* DATASET EXTRACT
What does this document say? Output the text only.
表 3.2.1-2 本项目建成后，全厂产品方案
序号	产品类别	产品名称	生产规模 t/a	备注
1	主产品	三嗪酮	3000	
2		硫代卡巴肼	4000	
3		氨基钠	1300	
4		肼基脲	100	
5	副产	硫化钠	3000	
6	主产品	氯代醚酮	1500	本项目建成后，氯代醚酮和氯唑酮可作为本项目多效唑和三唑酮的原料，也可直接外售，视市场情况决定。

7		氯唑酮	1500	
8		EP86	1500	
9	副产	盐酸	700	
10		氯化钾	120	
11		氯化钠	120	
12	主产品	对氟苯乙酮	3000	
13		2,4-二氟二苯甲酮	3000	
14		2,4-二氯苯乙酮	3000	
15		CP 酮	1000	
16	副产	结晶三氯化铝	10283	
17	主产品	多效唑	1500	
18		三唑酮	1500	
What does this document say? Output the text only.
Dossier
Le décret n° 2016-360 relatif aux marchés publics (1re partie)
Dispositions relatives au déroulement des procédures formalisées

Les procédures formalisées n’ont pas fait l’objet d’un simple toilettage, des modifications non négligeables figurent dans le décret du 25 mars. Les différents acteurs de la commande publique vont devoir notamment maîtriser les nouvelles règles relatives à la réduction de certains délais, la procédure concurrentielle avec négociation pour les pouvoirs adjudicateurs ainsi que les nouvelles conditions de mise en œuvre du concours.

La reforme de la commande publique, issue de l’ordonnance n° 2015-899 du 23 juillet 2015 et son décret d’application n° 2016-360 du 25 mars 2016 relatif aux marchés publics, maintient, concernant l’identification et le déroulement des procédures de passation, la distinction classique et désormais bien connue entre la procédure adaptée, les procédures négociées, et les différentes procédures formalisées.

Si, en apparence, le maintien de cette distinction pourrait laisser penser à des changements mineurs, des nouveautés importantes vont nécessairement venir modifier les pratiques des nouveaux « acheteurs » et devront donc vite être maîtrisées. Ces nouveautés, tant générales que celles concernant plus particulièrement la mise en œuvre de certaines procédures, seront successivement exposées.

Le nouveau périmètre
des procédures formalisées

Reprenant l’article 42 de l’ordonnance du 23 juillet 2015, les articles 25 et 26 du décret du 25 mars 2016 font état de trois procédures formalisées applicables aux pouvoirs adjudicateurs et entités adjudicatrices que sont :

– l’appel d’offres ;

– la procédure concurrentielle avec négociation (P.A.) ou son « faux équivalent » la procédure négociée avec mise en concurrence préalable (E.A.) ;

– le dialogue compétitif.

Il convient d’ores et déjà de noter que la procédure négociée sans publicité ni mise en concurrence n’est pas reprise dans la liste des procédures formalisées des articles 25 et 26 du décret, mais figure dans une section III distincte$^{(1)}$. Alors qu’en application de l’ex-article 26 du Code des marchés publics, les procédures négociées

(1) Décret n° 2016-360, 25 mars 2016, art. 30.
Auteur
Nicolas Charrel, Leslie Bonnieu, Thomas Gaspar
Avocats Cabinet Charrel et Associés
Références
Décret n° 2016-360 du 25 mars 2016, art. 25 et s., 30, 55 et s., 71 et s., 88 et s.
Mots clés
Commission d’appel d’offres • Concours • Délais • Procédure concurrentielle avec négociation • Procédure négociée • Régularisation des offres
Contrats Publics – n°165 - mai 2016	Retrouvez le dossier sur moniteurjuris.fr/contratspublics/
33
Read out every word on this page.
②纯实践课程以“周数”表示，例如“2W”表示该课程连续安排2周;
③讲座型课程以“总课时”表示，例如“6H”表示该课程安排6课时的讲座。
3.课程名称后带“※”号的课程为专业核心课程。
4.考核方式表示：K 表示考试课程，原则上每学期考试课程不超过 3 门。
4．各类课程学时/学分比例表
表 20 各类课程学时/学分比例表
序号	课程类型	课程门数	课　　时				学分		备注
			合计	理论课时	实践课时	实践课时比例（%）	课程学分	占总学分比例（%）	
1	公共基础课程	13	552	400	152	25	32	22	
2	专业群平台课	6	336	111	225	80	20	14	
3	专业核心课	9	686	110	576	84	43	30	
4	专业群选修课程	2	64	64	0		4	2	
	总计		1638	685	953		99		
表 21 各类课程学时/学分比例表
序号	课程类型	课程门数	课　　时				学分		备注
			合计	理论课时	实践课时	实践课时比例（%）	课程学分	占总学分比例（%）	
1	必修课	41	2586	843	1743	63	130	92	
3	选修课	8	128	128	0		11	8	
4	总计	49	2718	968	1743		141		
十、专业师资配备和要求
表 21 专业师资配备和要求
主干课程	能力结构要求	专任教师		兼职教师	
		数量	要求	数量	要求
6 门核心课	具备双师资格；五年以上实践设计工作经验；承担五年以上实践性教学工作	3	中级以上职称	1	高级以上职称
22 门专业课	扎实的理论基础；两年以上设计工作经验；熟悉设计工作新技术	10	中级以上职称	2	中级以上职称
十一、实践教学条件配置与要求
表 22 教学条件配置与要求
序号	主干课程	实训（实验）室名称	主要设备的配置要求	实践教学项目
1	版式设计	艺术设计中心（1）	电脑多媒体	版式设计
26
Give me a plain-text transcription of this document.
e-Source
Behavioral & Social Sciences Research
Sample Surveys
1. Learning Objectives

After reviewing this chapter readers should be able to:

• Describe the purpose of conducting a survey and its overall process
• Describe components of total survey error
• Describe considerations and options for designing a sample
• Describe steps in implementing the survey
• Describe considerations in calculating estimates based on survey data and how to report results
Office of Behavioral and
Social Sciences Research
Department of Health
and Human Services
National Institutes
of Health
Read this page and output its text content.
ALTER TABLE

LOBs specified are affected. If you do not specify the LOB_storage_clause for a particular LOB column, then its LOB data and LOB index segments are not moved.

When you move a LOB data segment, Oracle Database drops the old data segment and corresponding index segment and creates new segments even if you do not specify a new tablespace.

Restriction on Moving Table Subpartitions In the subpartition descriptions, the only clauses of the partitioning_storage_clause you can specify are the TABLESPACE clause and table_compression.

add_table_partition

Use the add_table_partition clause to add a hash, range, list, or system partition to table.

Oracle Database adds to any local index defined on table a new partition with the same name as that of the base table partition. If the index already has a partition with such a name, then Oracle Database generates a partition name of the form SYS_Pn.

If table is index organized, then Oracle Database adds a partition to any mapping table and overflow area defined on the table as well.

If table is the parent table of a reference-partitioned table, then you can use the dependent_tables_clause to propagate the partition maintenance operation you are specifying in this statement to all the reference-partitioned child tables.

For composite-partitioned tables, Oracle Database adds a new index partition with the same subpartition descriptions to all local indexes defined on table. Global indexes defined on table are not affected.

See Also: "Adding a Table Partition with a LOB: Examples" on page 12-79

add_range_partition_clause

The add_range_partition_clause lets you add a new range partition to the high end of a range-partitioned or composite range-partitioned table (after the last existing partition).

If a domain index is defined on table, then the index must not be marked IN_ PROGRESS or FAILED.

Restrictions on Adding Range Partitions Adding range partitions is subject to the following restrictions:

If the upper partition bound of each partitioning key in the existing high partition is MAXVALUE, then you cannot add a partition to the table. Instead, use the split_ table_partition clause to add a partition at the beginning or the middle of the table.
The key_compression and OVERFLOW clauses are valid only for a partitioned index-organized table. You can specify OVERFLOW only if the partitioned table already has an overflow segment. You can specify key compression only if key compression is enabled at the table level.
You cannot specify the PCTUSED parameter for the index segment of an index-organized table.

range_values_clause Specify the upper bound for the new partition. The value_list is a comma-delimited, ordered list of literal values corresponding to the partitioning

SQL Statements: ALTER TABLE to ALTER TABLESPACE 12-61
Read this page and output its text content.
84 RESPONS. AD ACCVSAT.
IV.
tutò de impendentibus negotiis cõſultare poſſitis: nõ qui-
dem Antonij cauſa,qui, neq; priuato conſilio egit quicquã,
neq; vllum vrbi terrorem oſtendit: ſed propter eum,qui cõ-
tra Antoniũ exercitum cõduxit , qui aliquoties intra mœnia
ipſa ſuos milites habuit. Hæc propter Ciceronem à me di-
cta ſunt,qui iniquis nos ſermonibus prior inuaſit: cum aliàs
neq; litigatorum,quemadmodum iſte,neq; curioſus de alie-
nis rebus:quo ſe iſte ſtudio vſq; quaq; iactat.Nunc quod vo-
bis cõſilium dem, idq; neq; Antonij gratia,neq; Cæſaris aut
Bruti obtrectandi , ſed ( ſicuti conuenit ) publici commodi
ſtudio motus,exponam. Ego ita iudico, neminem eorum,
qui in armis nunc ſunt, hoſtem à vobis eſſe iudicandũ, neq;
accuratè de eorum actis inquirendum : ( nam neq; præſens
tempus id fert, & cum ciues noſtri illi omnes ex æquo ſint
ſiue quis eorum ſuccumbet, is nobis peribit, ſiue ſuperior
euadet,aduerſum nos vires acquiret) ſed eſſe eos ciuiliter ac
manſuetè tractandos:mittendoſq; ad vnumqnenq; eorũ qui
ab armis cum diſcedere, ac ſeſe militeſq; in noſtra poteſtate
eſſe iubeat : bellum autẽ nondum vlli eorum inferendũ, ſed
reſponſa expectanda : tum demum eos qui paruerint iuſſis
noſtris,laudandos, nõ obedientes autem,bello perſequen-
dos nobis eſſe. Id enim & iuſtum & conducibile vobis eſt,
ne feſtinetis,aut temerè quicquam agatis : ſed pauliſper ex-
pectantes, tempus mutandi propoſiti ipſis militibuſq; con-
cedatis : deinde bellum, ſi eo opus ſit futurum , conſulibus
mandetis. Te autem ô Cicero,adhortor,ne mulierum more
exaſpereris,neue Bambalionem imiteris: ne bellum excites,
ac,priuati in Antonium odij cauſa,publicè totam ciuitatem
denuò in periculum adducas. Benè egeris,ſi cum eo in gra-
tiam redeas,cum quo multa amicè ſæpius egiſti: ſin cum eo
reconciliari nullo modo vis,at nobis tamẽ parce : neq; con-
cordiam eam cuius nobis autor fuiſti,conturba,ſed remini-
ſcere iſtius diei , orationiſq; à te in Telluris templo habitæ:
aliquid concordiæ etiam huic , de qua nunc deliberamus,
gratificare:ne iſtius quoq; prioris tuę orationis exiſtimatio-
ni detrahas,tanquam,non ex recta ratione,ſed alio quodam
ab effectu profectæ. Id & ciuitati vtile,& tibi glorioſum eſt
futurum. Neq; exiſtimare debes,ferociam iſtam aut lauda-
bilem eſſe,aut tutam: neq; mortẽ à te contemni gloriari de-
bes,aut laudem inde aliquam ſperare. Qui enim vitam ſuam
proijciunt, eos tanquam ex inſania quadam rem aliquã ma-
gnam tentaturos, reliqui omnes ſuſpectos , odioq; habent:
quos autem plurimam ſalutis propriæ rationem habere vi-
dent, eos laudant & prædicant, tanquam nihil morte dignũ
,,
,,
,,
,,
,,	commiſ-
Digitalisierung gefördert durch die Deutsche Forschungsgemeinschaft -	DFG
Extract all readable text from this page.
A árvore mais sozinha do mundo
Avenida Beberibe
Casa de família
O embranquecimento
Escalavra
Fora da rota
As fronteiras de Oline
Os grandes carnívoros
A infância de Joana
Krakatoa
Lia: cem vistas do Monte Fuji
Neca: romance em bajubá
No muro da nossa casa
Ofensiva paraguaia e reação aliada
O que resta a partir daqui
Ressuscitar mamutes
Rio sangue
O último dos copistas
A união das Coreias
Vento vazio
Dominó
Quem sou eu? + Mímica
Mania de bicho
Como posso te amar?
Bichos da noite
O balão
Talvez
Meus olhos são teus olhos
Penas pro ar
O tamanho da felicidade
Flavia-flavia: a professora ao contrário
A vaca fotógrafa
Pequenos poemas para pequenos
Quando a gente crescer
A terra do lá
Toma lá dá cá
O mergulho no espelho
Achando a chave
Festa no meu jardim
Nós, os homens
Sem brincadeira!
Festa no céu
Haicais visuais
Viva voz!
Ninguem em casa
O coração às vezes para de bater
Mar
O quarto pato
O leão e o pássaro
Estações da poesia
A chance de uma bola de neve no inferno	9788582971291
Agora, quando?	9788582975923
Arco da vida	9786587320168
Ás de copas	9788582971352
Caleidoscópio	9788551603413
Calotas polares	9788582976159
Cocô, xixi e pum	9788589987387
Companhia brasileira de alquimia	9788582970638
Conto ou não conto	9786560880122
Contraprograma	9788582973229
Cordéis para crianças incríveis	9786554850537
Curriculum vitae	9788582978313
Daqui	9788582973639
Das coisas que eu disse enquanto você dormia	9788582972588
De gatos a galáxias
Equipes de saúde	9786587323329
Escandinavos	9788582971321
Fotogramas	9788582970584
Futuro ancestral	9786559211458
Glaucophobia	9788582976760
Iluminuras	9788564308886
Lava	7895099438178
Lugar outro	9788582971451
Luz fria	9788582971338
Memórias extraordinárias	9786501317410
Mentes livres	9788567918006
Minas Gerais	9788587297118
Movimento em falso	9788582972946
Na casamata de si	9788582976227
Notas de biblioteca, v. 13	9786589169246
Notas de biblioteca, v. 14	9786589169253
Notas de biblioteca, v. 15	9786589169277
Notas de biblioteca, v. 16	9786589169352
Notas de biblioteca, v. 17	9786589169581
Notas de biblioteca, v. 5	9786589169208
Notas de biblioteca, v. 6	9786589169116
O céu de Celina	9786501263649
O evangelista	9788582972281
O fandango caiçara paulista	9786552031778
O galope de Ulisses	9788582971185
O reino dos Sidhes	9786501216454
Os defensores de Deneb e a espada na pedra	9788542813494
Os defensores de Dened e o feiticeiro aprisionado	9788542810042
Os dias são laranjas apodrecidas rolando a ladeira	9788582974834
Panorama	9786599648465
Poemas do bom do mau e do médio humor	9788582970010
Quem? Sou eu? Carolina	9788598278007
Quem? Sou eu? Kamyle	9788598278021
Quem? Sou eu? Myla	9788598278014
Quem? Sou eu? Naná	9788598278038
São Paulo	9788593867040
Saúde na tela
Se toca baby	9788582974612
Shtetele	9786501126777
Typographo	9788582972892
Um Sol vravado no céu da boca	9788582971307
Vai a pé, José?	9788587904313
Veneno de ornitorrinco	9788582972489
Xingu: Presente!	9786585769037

* GOAL
Determine how many of the lines above hold the word "Research", and output that number by itself.

* COMPLETE RESPONSE
2